→ Selected passage
● ● ● ●
As do I..., but to make the Hazmat and charges livable, a large portion must be ordered from some place like Graf & Son, and to comply with my local laws, several of us have to make a joint order. I hate for a newbie to run afoul of some local ordinance by doing the same, alone.

LD
 
Nah. I order all of mine online. It gets delivered usually FedEx adult signature. Track of the Wolf, Powder Valley, etc wherever you can find it.

wm
This poster didn’t say the normal “I can’t find blackpowder in my area” that I see all the time, so I’m not busting his chops. One the other hand it baffles me that people will spend $1000-$2000 on a kit or more for a completed gun and won’t spend a $100 for several pounds of real blackpowder and shipping. You can get approximately 100 shots or more per pound and at least three pounds of powder +shipping for around $100. You’ll not find many shooting sports that you can fire 300 rounds for $100. Sorry for hijacking the thread with a rant.
● ● ● ●
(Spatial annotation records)
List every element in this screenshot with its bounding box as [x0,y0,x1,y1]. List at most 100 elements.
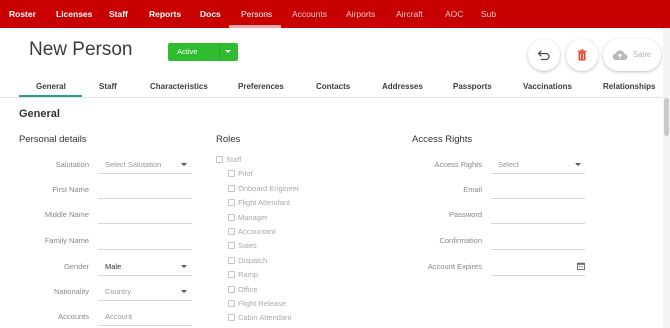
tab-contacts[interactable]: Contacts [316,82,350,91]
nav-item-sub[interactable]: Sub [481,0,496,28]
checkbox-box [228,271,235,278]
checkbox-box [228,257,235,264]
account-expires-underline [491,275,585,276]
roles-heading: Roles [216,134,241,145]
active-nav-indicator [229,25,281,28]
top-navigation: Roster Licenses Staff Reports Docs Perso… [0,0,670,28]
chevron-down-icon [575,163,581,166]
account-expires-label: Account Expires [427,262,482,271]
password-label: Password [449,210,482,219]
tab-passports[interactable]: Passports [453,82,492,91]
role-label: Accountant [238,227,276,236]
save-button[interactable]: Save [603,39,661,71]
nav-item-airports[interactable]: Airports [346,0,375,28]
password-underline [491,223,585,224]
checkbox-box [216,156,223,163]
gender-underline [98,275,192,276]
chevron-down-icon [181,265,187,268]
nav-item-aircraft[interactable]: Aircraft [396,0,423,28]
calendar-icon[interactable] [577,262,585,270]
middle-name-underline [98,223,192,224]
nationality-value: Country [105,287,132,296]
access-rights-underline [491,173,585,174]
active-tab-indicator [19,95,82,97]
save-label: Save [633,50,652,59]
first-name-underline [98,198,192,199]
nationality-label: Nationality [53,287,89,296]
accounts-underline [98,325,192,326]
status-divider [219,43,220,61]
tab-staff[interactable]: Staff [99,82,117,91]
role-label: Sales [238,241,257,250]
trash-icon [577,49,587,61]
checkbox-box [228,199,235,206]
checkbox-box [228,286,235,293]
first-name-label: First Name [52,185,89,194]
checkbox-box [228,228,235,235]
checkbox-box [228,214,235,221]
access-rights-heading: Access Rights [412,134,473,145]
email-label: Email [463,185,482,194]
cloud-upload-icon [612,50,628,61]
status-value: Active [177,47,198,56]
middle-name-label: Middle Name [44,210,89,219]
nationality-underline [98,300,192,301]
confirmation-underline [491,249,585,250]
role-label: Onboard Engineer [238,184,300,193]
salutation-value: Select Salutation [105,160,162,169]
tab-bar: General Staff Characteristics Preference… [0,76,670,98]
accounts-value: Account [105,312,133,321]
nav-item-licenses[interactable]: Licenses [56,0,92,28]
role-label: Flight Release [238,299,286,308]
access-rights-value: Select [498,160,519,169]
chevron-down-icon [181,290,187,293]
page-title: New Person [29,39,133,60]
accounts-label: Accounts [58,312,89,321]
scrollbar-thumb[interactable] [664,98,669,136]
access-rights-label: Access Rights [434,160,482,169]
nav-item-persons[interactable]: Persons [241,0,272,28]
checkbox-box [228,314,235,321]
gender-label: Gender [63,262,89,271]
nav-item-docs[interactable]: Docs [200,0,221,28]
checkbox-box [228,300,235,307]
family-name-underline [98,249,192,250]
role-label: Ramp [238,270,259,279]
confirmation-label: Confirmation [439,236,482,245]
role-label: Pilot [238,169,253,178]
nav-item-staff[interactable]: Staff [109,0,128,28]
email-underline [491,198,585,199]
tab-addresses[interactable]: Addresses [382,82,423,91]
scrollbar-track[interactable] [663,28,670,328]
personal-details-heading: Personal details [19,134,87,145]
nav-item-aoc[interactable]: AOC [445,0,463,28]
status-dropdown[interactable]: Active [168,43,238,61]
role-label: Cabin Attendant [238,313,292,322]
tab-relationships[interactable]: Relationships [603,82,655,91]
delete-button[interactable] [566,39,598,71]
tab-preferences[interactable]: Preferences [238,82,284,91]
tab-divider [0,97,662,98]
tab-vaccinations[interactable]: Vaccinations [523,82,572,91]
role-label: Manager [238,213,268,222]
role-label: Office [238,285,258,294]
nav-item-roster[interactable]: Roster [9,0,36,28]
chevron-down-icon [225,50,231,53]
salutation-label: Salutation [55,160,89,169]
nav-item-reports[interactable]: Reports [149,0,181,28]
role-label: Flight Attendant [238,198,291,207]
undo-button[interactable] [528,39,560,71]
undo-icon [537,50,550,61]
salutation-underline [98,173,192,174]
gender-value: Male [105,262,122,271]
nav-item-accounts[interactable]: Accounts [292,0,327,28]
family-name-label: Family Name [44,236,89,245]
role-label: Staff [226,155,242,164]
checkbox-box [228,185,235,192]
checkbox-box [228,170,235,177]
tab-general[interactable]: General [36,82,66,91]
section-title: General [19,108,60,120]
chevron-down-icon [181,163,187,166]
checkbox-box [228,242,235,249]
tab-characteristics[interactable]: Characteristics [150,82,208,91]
● ● ● ●
→ Tasks to complete
• A. Answer these questions about the forum posts on buying black powder:
(i) Which supplier does the first post name as a place to order from?
(ii) How does the second post say the orders usually get delivered?
(iii) According to the third post, about how many shots can be fired per pound?
• B. Carry on the forum posts on buying black powder from the point where the text stops.
This listing comes from a different source than the forum posts on black powder.

→ Task-by-task answers
• A.
(i) Graf & Son.
(ii) Usually by FedEx with an adult signature.
(iii) Approximately 100 shots or more.

• B.
The mink oil shoe liquid probably doesn't contain any mink oil. Fortunately, patch lubricant can be forgiving, but the Mink Oil sold by Track of the Wolf is far better both for patches and also for shoes. In any event, the TotW Mink Oil is better used for lubricating patches when hunting as it doesn't dry out while protecting the barrel from rust.
 
Once again Thank You all for sharing your knowledge and expertise. This is a wonderful forum and is nice to know there is a wealth of good information at my fingertips. Yes I did get rid of the Hogdon powder and I'll be sure to use real black powder as you mentioned . Yes Calif. gun & ammo laws are pretty crazy causing people to horde everything but this is everywhere! O-Yes I will have limited and well supervised tasks for the kids. Last week we built a leather possible bag some small pouches and will soon start on a measuring & powder horn. Already having lots of fun........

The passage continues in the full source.